* **Task statement**: Quote the data below in full, please, without altering anything.
----
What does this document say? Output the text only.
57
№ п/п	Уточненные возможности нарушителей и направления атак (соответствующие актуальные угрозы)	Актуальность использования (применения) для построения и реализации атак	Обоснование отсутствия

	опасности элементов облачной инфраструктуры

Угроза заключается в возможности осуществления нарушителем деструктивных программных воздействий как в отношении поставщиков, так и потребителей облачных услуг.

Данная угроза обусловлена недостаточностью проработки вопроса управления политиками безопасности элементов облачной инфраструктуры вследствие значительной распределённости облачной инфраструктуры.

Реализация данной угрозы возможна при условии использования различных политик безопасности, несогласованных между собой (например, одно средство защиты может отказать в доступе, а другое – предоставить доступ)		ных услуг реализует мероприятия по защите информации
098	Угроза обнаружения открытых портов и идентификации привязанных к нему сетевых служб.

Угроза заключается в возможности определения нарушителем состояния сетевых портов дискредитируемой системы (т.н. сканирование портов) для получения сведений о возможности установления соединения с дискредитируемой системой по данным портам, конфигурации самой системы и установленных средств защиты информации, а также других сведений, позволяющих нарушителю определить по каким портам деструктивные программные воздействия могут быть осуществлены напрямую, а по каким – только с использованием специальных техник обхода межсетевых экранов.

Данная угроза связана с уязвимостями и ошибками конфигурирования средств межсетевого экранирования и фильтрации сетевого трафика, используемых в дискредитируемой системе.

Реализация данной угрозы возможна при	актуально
----
* **Finished answer**:
What does this document say? Output the text only.
57
№ п/п	Уточненные возможности нарушителей и направления атак (соответствующие актуальные угрозы)	Актуальность использования (применения) для построения и реализации атак	Обоснование отсутствия

	опасности элементов облачной инфраструктуры

Угроза заключается в возможности осуществления нарушителем деструктивных программных воздействий как в отношении поставщиков, так и потребителей облачных услуг.

Данная угроза обусловлена недостаточностью проработки вопроса управления политиками безопасности элементов облачной инфраструктуры вследствие значительной распределённости облачной инфраструктуры.

Реализация данной угрозы возможна при условии использования различных политик безопасности, несогласованных между собой (например, одно средство защиты может отказать в доступе, а другое – предоставить доступ)		ных услуг реализует мероприятия по защите информации
098	Угроза обнаружения открытых портов и идентификации привязанных к нему сетевых служб.

Угроза заключается в возможности определения нарушителем состояния сетевых портов дискредитируемой системы (т.н. сканирование портов) для получения сведений о возможности установления соединения с дискредитируемой системой по данным портам, конфигурации самой системы и установленных средств защиты информации, а также других сведений, позволяющих нарушителю определить по каким портам деструктивные программные воздействия могут быть осуществлены напрямую, а по каким – только с использованием специальных техник обхода межсетевых экранов.

Данная угроза связана с уязвимостями и ошибками конфигурирования средств межсетевого экранирования и фильтрации сетевого трафика, используемых в дискредитируемой системе.

Реализация данной угрозы возможна при	актуально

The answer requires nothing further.